[Dataset records of document pages]
# # # # #
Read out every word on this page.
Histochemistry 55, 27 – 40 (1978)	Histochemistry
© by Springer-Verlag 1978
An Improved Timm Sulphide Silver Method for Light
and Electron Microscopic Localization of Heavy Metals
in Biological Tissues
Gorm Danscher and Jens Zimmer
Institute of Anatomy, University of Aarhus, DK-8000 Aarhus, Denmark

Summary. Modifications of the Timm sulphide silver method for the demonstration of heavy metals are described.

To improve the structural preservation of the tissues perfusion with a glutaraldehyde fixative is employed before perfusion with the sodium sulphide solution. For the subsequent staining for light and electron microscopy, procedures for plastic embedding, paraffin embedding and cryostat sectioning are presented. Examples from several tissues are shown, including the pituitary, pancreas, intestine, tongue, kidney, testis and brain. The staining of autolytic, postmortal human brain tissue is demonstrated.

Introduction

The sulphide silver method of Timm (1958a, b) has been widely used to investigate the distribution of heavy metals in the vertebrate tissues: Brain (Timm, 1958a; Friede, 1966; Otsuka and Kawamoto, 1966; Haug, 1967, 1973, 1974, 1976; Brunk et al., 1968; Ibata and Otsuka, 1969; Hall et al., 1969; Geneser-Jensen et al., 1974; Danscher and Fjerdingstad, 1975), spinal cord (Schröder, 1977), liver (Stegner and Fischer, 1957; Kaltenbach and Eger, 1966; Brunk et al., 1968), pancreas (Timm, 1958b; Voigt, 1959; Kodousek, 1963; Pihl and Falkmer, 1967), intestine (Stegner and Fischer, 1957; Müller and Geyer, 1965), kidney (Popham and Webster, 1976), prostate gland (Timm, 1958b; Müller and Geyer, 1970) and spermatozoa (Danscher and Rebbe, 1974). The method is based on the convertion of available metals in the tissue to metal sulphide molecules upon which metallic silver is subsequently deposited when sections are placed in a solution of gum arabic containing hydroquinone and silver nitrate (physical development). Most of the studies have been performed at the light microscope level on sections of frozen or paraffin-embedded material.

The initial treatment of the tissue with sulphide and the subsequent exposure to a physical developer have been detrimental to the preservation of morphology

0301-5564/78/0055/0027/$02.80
# # # # #
_WHAT THIS TASK INVOLVES:_ All the data above should be restated in full, exactly.

_THE COMPLETED TASK:_
Read out every word on this page.
Histochemistry 55, 27 – 40 (1978)	Histochemistry
© by Springer-Verlag 1978
An Improved Timm Sulphide Silver Method for Light
and Electron Microscopic Localization of Heavy Metals
in Biological Tissues
Gorm Danscher and Jens Zimmer
Institute of Anatomy, University of Aarhus, DK-8000 Aarhus, Denmark

Summary. Modifications of the Timm sulphide silver method for the demonstration of heavy metals are described.

To improve the structural preservation of the tissues perfusion with a glutaraldehyde fixative is employed before perfusion with the sodium sulphide solution. For the subsequent staining for light and electron microscopy, procedures for plastic embedding, paraffin embedding and cryostat sectioning are presented. Examples from several tissues are shown, including the pituitary, pancreas, intestine, tongue, kidney, testis and brain. The staining of autolytic, postmortal human brain tissue is demonstrated.

Introduction

The sulphide silver method of Timm (1958a, b) has been widely used to investigate the distribution of heavy metals in the vertebrate tissues: Brain (Timm, 1958a; Friede, 1966; Otsuka and Kawamoto, 1966; Haug, 1967, 1973, 1974, 1976; Brunk et al., 1968; Ibata and Otsuka, 1969; Hall et al., 1969; Geneser-Jensen et al., 1974; Danscher and Fjerdingstad, 1975), spinal cord (Schröder, 1977), liver (Stegner and Fischer, 1957; Kaltenbach and Eger, 1966; Brunk et al., 1968), pancreas (Timm, 1958b; Voigt, 1959; Kodousek, 1963; Pihl and Falkmer, 1967), intestine (Stegner and Fischer, 1957; Müller and Geyer, 1965), kidney (Popham and Webster, 1976), prostate gland (Timm, 1958b; Müller and Geyer, 1970) and spermatozoa (Danscher and Rebbe, 1974). The method is based on the convertion of available metals in the tissue to metal sulphide molecules upon which metallic silver is subsequently deposited when sections are placed in a solution of gum arabic containing hydroquinone and silver nitrate (physical development). Most of the studies have been performed at the light microscope level on sections of frozen or paraffin-embedded material.

The initial treatment of the tissue with sulphide and the subsequent exposure to a physical developer have been detrimental to the preservation of morphology

0301-5564/78/0055/0027/$02.80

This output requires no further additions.